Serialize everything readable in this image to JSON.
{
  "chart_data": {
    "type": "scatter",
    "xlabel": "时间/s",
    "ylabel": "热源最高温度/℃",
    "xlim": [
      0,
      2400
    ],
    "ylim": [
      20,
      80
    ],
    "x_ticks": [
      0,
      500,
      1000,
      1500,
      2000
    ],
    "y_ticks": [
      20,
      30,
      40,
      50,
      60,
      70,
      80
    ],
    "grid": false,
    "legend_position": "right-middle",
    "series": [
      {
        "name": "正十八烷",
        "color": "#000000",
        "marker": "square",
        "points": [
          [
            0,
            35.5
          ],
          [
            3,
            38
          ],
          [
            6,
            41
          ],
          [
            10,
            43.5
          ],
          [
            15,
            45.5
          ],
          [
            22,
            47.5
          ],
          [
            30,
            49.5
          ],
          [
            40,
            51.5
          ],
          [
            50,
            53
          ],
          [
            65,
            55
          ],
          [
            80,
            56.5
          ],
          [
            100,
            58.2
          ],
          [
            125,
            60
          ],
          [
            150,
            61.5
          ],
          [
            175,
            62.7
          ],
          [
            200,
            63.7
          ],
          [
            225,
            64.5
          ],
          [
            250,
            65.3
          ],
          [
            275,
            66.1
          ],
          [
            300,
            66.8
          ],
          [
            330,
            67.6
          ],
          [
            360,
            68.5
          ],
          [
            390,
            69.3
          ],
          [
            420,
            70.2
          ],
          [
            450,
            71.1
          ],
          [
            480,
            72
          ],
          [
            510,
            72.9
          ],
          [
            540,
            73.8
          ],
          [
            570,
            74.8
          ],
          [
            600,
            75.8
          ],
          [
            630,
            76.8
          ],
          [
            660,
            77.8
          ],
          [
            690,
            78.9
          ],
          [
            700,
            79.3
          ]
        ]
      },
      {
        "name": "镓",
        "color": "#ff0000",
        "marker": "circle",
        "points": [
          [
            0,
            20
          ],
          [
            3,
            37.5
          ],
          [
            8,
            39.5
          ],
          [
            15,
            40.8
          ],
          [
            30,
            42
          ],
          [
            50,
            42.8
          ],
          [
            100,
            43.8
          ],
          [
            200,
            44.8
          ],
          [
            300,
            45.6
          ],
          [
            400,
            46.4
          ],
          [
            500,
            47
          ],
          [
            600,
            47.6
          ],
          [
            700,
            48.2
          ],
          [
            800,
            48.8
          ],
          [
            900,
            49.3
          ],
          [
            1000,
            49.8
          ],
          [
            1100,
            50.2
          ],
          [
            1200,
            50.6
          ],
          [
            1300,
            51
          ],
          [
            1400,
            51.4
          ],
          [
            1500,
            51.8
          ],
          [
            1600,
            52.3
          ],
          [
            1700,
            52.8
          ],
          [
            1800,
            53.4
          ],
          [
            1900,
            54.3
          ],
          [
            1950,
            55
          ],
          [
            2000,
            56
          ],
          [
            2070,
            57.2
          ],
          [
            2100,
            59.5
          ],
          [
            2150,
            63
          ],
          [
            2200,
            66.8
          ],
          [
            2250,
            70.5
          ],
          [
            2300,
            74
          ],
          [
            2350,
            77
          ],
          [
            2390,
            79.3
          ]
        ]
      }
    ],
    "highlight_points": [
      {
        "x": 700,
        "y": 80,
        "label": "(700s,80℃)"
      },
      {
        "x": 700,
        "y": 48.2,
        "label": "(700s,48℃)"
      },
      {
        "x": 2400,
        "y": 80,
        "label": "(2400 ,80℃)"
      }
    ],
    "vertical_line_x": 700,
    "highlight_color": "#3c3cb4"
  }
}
**********
| TASK PROMPT |
Reproduce every line of the data verbatim.

| RESPONSE TO THE TASK |
Serialize everything readable in this image to JSON.
{
  "chart_data": {
    "type": "scatter",
    "xlabel": "时间/s",
    "ylabel": "热源最高温度/℃",
    "xlim": [
      0,
      2400
    ],
    "ylim": [
      20,
      80
    ],
    "x_ticks": [
      0,
      500,
      1000,
      1500,
      2000
    ],
    "y_ticks": [
      20,
      30,
      40,
      50,
      60,
      70,
      80
    ],
    "grid": false,
    "legend_position": "right-middle",
    "series": [
      {
        "name": "正十八烷",
        "color": "#000000",
        "marker": "square",
        "points": [
          [
            0,
            35.5
          ],
          [
            3,
            38
          ],
          [
            6,
            41
          ],
          [
            10,
            43.5
          ],
          [
            15,
            45.5
          ],
          [
            22,
            47.5
          ],
          [
            30,
            49.5
          ],
          [
            40,
            51.5
          ],
          [
            50,
            53
          ],
          [
            65,
            55
          ],
          [
            80,
            56.5
          ],
          [
            100,
            58.2
          ],
          [
            125,
            60
          ],
          [
            150,
            61.5
          ],
          [
            175,
            62.7
          ],
          [
            200,
            63.7
          ],
          [
            225,
            64.5
          ],
          [
            250,
            65.3
          ],
          [
            275,
            66.1
          ],
          [
            300,
            66.8
          ],
          [
            330,
            67.6
          ],
          [
            360,
            68.5
          ],
          [
            390,
            69.3
          ],
          [
            420,
            70.2
          ],
          [
            450,
            71.1
          ],
          [
            480,
            72
          ],
          [
            510,
            72.9
          ],
          [
            540,
            73.8
          ],
          [
            570,
            74.8
          ],
          [
            600,
            75.8
          ],
          [
            630,
            76.8
          ],
          [
            660,
            77.8
          ],
          [
            690,
            78.9
          ],
          [
            700,
            79.3
          ]
        ]
      },
      {
        "name": "镓",
        "color": "#ff0000",
        "marker": "circle",
        "points": [
          [
            0,
            20
          ],
          [
            3,
            37.5
          ],
          [
            8,
            39.5
          ],
          [
            15,
            40.8
          ],
          [
            30,
            42
          ],
          [
            50,
            42.8
          ],
          [
            100,
            43.8
          ],
          [
            200,
            44.8
          ],
          [
            300,
            45.6
          ],
          [
            400,
            46.4
          ],
          [
            500,
            47
          ],
          [
            600,
            47.6
          ],
          [
            700,
            48.2
          ],
          [
            800,
            48.8
          ],
          [
            900,
            49.3
          ],
          [
            1000,
            49.8
          ],
          [
            1100,
            50.2
          ],
          [
            1200,
            50.6
          ],
          [
            1300,
            51
          ],
          [
            1400,
            51.4
          ],
          [
            1500,
            51.8
          ],
          [
            1600,
            52.3
          ],
          [
            1700,
            52.8
          ],
          [
            1800,
            53.4
          ],
          [
            1900,
            54.3
          ],
          [
            1950,
            55
          ],
          [
            2000,
            56
          ],
          [
            2070,
            57.2
          ],
          [
            2100,
            59.5
          ],
          [
            2150,
            63
          ],
          [
            2200,
            66.8
          ],
          [
            2250,
            70.5
          ],
          [
            2300,
            74
          ],
          [
            2350,
            77
          ],
          [
            2390,
            79.3
          ]
        ]
      }
    ],
    "highlight_points": [
      {
        "x": 700,
        "y": 80,
        "label": "(700s,80℃)"
      },
      {
        "x": 700,
        "y": 48.2,
        "label": "(700s,48℃)"
      },
      {
        "x": 2400,
        "y": 80,
        "label": "(2400 ,80℃)"
      }
    ],
    "vertical_line_x": 700,
    "highlight_color": "#3c3cb4"
  }
}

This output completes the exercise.